Repeat exactly each line of the data provided below.

++++ Data shown

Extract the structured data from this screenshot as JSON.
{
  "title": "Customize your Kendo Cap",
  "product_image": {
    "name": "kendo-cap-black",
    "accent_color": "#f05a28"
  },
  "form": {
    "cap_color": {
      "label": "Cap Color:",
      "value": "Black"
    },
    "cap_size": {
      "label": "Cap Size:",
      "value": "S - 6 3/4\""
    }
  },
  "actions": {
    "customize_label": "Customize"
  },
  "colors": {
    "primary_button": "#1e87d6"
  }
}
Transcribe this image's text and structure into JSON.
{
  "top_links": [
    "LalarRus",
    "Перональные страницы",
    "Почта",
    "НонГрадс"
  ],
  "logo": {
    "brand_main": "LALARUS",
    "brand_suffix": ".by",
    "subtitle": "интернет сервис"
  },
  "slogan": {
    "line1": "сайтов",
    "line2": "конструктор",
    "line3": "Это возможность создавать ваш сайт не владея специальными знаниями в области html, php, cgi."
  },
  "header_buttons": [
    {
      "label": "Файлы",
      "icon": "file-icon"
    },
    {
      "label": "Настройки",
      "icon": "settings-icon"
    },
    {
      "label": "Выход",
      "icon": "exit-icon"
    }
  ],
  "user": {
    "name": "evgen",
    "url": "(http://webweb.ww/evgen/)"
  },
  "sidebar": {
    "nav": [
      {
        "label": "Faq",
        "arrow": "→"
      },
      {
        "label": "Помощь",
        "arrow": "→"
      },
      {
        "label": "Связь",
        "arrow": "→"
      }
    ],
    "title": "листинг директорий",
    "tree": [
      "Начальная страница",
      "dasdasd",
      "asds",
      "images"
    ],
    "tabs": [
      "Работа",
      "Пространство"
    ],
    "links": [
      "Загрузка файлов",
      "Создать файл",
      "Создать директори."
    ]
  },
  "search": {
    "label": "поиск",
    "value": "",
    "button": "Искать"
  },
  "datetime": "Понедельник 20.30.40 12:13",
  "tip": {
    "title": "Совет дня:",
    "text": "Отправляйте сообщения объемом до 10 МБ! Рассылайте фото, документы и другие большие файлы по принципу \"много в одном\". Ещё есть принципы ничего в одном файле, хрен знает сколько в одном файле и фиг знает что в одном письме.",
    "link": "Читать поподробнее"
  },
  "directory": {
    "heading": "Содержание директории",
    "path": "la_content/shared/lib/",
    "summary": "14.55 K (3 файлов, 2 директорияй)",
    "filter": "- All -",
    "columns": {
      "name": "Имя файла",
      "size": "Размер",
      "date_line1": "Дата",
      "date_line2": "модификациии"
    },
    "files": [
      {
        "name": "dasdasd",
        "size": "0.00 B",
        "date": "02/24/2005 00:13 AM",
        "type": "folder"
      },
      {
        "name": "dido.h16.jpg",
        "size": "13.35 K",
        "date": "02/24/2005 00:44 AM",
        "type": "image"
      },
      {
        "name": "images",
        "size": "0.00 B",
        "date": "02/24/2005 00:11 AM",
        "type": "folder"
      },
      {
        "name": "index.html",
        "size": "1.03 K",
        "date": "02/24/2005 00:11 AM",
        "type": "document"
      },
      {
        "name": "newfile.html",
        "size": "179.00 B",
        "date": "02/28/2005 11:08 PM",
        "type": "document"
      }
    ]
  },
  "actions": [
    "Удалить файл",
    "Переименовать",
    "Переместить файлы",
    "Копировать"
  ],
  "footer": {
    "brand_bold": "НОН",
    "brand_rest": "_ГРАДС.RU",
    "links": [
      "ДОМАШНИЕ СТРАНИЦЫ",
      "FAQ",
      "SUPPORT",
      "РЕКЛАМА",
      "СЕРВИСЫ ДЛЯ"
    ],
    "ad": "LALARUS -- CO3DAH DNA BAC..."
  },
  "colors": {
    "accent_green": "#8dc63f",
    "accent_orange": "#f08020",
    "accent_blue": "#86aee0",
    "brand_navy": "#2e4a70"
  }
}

++++++++

* [Result]
Extract the structured data from this screenshot as JSON.
{
  "title": "Customize your Kendo Cap",
  "product_image": {
    "name": "kendo-cap-black",
    "accent_color": "#f05a28"
  },
  "form": {
    "cap_color": {
      "label": "Cap Color:",
      "value": "Black"
    },
    "cap_size": {
      "label": "Cap Size:",
      "value": "S - 6 3/4\""
    }
  },
  "actions": {
    "customize_label": "Customize"
  },
  "colors": {
    "primary_button": "#1e87d6"
  }
}
Transcribe this image's text and structure into JSON.
{
  "top_links": [
    "LalarRus",
    "Перональные страницы",
    "Почта",
    "НонГрадс"
  ],
  "logo": {
    "brand_main": "LALARUS",
    "brand_suffix": ".by",
    "subtitle": "интернет сервис"
  },
  "slogan": {
    "line1": "сайтов",
    "line2": "конструктор",
    "line3": "Это возможность создавать ваш сайт не владея специальными знаниями в области html, php, cgi."
  },
  "header_buttons": [
    {
      "label": "Файлы",
      "icon": "file-icon"
    },
    {
      "label": "Настройки",
      "icon": "settings-icon"
    },
    {
      "label": "Выход",
      "icon": "exit-icon"
    }
  ],
  "user": {
    "name": "evgen",
    "url": "(http://webweb.ww/evgen/)"
  },
  "sidebar": {
    "nav": [
      {
        "label": "Faq",
        "arrow": "→"
      },
      {
        "label": "Помощь",
        "arrow": "→"
      },
      {
        "label": "Связь",
        "arrow": "→"
      }
    ],
    "title": "листинг директорий",
    "tree": [
      "Начальная страница",
      "dasdasd",
      "asds",
      "images"
    ],
    "tabs": [
      "Работа",
      "Пространство"
    ],
    "links": [
      "Загрузка файлов",
      "Создать файл",
      "Создать директори."
    ]
  },
  "search": {
    "label": "поиск",
    "value": "",
    "button": "Искать"
  },
  "datetime": "Понедельник 20.30.40 12:13",
  "tip": {
    "title": "Совет дня:",
    "text": "Отправляйте сообщения объемом до 10 МБ! Рассылайте фото, документы и другие большие файлы по принципу \"много в одном\". Ещё есть принципы ничего в одном файле, хрен знает сколько в одном файле и фиг знает что в одном письме.",
    "link": "Читать поподробнее"
  },
  "directory": {
    "heading": "Содержание директории",
    "path": "la_content/shared/lib/",
    "summary": "14.55 K (3 файлов, 2 директорияй)",
    "filter": "- All -",
    "columns": {
      "name": "Имя файла",
      "size": "Размер",
      "date_line1": "Дата",
      "date_line2": "модификациии"
    },
    "files": [
      {
        "name": "dasdasd",
        "size": "0.00 B",
        "date": "02/24/2005 00:13 AM",
        "type": "folder"
      },
      {
        "name": "dido.h16.jpg",
        "size": "13.35 K",
        "date": "02/24/2005 00:44 AM",
        "type": "image"
      },
      {
        "name": "images",
        "size": "0.00 B",
        "date": "02/24/2005 00:11 AM",
        "type": "folder"
      },
      {
        "name": "index.html",
        "size": "1.03 K",
        "date": "02/24/2005 00:11 AM",
        "type": "document"
      },
      {
        "name": "newfile.html",
        "size": "179.00 B",
        "date": "02/28/2005 11:08 PM",
        "type": "document"
      }
    ]
  },
  "actions": [
    "Удалить файл",
    "Переименовать",
    "Переместить файлы",
    "Копировать"
  ],
  "footer": {
    "brand_bold": "НОН",
    "brand_rest": "_ГРАДС.RU",
    "links": [
      "ДОМАШНИЕ СТРАНИЦЫ",
      "FAQ",
      "SUPPORT",
      "РЕКЛАМА",
      "СЕРВИСЫ ДЛЯ"
    ],
    "ad": "LALARUS -- CO3DAH DNA BAC..."
  },
  "colors": {
    "accent_green": "#8dc63f",
    "accent_orange": "#f08020",
    "accent_blue": "#86aee0",
    "brand_navy": "#2e4a70"
  }
}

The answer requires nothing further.